## begin Raw data

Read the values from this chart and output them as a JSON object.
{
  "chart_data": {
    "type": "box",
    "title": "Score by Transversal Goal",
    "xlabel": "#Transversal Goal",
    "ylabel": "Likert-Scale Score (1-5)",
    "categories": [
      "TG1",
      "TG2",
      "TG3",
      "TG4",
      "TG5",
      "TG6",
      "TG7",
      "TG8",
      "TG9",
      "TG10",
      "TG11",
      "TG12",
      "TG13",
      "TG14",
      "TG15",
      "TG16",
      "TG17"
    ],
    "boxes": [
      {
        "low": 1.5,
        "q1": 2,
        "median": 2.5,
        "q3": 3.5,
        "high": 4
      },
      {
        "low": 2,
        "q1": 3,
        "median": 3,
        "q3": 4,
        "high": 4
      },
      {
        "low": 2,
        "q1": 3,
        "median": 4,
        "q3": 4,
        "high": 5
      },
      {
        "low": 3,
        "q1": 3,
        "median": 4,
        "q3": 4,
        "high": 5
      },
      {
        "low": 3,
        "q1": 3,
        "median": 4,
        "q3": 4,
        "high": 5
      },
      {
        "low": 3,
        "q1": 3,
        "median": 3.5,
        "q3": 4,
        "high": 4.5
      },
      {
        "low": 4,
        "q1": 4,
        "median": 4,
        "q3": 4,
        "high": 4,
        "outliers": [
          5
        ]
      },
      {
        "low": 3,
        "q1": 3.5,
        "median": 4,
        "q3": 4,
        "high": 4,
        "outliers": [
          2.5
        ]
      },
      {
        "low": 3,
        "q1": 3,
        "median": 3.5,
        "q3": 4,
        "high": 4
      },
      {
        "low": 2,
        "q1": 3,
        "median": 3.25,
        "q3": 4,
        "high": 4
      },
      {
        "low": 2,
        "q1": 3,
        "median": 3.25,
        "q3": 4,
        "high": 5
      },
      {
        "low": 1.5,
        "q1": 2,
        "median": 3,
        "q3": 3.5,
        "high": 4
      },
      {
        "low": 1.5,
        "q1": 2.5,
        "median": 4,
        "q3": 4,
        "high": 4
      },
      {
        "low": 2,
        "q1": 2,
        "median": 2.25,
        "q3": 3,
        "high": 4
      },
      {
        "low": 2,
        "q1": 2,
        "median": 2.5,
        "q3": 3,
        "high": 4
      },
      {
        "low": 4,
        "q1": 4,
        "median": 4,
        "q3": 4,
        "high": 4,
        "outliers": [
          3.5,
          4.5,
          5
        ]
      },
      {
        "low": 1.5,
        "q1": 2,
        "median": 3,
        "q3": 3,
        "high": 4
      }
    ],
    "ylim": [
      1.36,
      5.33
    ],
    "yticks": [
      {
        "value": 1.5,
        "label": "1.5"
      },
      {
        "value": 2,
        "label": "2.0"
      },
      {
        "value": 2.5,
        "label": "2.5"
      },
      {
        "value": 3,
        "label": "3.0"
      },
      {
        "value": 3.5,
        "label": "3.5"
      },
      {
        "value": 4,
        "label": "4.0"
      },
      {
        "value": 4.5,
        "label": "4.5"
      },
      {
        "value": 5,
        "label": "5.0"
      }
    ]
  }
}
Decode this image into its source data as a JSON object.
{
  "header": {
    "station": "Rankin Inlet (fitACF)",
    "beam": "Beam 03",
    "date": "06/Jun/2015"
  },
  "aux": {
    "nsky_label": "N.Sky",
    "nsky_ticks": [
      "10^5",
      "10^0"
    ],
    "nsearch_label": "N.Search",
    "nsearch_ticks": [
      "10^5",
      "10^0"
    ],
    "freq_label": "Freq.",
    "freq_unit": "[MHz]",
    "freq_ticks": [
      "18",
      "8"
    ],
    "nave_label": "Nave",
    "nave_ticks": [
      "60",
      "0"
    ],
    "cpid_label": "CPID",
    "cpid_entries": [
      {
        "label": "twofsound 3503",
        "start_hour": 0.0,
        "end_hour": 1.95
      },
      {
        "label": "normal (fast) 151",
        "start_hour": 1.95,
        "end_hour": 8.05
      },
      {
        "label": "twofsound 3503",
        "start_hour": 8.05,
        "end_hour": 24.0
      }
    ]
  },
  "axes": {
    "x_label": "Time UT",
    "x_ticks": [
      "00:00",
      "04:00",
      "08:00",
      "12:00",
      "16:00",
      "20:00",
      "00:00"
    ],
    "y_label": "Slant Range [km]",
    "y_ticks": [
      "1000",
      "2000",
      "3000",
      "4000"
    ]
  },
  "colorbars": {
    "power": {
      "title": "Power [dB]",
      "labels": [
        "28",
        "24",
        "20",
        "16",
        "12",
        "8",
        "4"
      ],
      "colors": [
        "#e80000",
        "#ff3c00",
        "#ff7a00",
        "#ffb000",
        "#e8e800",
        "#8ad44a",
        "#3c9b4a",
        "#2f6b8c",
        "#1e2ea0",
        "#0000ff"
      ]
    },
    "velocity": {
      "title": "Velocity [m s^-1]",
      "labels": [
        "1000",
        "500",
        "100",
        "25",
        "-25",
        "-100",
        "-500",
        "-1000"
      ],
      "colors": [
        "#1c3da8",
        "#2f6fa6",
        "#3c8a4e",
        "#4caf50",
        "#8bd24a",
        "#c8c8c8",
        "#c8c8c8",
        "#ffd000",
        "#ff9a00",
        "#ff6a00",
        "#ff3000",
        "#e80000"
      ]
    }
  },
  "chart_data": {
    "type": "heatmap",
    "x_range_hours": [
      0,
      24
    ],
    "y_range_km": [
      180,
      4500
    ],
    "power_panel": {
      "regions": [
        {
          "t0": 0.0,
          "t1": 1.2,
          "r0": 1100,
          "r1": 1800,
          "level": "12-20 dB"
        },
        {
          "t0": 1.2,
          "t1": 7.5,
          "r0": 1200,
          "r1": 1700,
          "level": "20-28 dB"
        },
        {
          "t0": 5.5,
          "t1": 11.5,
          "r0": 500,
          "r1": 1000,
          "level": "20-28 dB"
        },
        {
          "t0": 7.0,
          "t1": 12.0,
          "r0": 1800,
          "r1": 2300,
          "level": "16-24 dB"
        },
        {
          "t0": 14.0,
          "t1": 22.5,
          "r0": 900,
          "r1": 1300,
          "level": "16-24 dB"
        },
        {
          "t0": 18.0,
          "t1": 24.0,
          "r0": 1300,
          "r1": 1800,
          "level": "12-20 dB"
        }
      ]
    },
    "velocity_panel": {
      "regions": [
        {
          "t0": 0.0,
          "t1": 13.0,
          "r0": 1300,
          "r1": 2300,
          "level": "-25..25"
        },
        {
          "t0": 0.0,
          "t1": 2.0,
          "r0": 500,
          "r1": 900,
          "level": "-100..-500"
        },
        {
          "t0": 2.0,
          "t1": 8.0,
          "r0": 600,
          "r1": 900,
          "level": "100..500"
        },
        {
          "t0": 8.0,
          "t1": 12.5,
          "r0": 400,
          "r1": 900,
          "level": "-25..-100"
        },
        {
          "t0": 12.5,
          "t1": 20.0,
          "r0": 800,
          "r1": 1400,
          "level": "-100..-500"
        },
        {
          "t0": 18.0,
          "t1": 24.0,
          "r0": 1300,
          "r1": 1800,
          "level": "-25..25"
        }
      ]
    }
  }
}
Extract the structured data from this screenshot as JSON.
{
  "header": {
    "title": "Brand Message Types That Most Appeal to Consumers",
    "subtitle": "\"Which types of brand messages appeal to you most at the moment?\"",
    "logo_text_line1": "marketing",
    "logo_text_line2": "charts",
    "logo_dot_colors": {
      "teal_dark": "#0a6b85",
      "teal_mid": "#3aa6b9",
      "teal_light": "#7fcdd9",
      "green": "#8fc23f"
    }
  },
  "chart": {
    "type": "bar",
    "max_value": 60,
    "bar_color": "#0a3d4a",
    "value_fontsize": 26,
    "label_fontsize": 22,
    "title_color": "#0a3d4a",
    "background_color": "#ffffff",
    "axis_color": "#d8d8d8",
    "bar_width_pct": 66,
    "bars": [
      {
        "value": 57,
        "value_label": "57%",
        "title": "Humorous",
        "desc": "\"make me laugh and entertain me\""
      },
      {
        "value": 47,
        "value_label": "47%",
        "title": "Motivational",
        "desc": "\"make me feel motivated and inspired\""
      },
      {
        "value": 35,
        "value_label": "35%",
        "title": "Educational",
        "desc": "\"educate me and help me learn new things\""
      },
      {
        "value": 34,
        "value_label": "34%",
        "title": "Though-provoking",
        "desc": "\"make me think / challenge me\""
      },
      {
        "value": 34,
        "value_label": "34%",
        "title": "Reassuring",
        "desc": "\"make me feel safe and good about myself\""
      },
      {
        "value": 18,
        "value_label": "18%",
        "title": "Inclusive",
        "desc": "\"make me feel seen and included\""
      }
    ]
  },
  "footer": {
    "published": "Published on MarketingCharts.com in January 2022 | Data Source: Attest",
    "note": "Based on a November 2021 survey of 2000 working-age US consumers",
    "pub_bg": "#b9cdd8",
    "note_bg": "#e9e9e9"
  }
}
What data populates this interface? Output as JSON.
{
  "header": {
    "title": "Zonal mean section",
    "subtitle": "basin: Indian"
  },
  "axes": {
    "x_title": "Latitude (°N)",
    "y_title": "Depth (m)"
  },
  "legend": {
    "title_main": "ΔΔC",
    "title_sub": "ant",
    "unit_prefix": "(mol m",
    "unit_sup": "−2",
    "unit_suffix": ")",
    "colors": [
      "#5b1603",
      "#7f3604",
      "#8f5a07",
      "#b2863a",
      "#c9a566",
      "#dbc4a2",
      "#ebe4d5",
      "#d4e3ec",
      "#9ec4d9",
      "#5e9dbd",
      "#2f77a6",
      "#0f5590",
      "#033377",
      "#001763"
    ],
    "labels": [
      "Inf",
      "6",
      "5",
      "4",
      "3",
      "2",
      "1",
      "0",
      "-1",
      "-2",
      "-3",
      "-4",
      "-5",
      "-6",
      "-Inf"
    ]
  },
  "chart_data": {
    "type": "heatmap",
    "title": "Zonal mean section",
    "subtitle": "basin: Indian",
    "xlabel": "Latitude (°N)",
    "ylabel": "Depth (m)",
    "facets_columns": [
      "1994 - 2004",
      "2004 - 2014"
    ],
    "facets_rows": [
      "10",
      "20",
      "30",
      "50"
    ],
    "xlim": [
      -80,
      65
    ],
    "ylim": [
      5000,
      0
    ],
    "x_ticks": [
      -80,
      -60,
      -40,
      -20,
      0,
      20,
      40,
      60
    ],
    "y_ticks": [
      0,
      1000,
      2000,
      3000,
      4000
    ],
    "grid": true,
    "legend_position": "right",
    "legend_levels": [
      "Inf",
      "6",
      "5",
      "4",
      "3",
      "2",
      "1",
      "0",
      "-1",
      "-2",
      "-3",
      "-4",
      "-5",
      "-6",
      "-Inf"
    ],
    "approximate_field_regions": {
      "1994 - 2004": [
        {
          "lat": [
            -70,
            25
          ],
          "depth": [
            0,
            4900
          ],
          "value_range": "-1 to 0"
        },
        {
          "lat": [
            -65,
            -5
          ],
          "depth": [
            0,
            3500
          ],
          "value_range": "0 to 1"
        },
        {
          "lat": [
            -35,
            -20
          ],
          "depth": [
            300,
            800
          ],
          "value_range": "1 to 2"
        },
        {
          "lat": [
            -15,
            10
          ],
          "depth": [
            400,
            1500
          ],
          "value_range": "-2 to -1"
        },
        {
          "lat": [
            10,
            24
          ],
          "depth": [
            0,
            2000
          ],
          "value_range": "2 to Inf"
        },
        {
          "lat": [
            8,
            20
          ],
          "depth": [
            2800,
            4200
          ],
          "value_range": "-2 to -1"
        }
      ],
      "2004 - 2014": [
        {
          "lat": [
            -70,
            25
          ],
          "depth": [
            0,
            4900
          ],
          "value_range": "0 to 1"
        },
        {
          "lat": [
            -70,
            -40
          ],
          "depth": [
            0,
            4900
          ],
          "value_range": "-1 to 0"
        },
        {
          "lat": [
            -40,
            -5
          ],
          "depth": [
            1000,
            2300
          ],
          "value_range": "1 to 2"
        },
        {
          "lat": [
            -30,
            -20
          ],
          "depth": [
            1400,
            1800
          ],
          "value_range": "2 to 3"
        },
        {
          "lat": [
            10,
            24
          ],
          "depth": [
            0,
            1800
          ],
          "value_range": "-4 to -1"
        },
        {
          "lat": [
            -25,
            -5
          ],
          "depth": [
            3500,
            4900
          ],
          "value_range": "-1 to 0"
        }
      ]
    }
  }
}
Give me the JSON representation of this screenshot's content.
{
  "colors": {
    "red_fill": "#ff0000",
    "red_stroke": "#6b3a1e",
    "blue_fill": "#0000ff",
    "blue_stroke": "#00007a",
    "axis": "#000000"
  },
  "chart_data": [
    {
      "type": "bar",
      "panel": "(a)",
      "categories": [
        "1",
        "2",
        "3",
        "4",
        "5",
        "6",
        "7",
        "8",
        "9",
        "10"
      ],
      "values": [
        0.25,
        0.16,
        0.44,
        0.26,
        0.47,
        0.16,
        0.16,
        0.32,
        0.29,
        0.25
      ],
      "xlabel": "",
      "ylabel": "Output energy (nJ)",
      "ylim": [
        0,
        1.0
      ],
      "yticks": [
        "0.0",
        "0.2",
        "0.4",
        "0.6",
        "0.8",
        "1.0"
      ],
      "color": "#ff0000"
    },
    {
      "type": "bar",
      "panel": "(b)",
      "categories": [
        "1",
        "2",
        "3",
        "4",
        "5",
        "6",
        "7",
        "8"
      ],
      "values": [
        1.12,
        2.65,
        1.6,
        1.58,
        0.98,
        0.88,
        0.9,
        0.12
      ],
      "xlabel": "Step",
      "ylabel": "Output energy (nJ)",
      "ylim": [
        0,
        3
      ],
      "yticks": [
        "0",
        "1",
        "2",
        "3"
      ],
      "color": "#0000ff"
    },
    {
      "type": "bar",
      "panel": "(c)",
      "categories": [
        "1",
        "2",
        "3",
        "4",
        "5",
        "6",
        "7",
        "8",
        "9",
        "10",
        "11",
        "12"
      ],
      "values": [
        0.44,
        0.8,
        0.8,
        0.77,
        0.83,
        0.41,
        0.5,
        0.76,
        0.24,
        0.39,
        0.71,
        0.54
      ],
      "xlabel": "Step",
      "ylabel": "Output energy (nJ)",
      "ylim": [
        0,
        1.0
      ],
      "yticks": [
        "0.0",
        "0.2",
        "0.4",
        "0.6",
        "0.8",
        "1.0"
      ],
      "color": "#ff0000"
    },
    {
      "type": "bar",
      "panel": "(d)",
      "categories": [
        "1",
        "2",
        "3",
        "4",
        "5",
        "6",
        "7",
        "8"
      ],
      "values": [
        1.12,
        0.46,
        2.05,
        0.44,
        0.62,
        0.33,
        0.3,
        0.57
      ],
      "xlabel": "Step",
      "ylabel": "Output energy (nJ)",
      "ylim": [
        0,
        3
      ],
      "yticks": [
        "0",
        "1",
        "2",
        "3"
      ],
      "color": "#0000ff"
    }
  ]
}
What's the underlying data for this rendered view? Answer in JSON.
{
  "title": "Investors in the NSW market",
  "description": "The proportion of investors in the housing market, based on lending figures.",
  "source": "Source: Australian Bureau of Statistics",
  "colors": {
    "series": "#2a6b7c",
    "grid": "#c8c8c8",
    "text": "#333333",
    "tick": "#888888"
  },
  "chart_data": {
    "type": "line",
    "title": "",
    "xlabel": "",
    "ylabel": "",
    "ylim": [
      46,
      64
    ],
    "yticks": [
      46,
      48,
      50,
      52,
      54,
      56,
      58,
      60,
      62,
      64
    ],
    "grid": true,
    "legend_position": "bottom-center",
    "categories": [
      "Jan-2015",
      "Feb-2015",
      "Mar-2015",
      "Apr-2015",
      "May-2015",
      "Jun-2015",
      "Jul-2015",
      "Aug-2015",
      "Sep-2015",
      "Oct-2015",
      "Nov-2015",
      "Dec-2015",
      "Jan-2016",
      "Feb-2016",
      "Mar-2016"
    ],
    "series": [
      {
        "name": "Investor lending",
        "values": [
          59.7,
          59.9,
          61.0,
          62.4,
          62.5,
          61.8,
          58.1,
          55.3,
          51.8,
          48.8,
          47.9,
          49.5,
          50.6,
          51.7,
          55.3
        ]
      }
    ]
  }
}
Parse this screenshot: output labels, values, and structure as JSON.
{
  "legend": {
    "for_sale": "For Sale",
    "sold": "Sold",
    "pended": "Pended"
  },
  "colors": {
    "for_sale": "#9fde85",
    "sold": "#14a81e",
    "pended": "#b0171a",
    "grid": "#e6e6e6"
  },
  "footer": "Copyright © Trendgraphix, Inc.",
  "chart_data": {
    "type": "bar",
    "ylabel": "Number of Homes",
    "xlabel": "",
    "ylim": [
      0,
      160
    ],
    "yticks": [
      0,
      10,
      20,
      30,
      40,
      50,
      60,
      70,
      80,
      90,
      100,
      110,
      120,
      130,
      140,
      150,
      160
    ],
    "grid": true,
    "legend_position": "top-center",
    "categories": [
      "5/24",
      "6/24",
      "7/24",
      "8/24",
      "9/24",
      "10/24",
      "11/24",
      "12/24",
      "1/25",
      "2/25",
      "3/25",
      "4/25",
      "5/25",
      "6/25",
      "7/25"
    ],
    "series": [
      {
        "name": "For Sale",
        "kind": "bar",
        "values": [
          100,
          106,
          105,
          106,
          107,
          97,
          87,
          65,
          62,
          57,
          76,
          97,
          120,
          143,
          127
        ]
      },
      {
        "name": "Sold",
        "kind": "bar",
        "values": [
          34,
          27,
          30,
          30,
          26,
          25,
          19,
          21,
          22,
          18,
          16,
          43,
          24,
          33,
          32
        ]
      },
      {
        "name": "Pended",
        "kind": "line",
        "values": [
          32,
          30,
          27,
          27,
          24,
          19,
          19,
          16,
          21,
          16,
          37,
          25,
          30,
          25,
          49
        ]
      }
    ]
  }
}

## end Raw data

### [Short exercise]
Return all lines containing the word "Latitude".

### [Answer to the problem]
    "x_title": "Latitude (°N)",
    "xlabel": "Latitude (°N)",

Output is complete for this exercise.